----- Data section
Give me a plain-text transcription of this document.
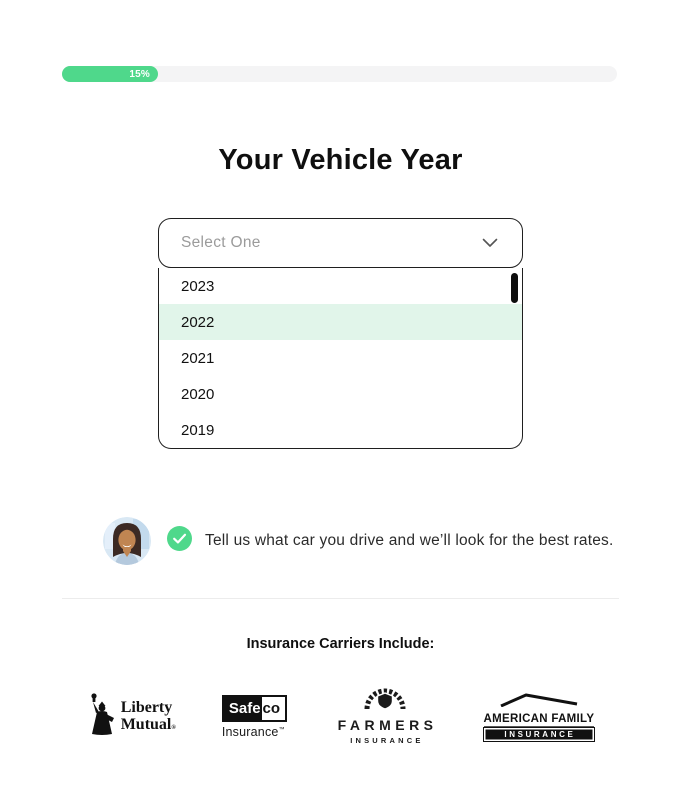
15%
Your Vehicle Year
Select One
2023
2022
2021
2020
2019
Tell us what car you drive and we’ll look for the best rates.
Insurance Carriers Include:
Liberty
Mutual®
Safe co
Insurance™	FARMERS
INSURANCE
AMERICAN FAMILY
INSURANCE
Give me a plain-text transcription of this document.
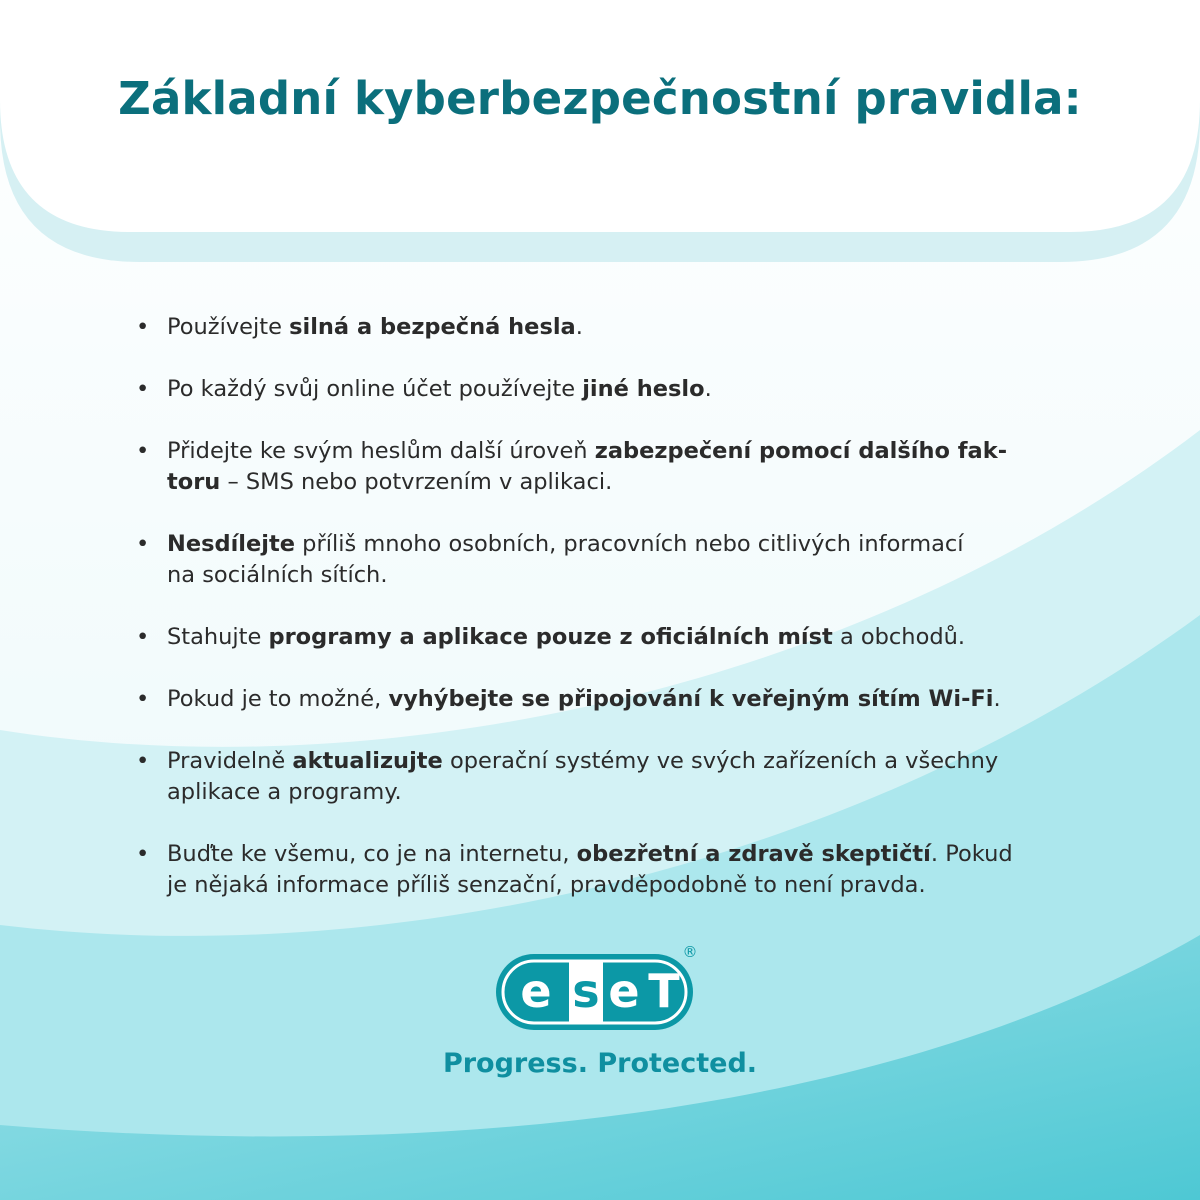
Základní kyberbezpečnostní pravidla:
• Používejte silná a bezpečná hesla.
• Po každý svůj online účet používejte jiné heslo.
• Přidejte ke svým heslům další úroveň zabezpečení pomocí dalšího fak-
toru – SMS nebo potvrzením v aplikaci.
• Nesdílejte příliš mnoho osobních, pracovních nebo citlivých informací
na sociálních sítích.
• Stahujte programy a aplikace pouze z oficiálních míst a obchodů.
• Pokud je to možné, vyhýbejte se připojování k veřejným sítím Wi-Fi.
• Pravidelně aktualizujte operační systémy ve svých zařízeních a všechny
aplikace a programy.
• Buďte ke všemu, co je na internetu, obezřetní a zdravě skeptičtí. Pokud
je nějaká informace příliš senzační, pravděpodobně to není pravda.
e s e T
®

Progress. Protected.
----------
_Your instructions:_ Copy each line of the preceding data that contains the string "aplikace".

_Written answer:_
• Stahujte programy a aplikace pouze z oficiálních míst a obchodů.
aplikace a programy.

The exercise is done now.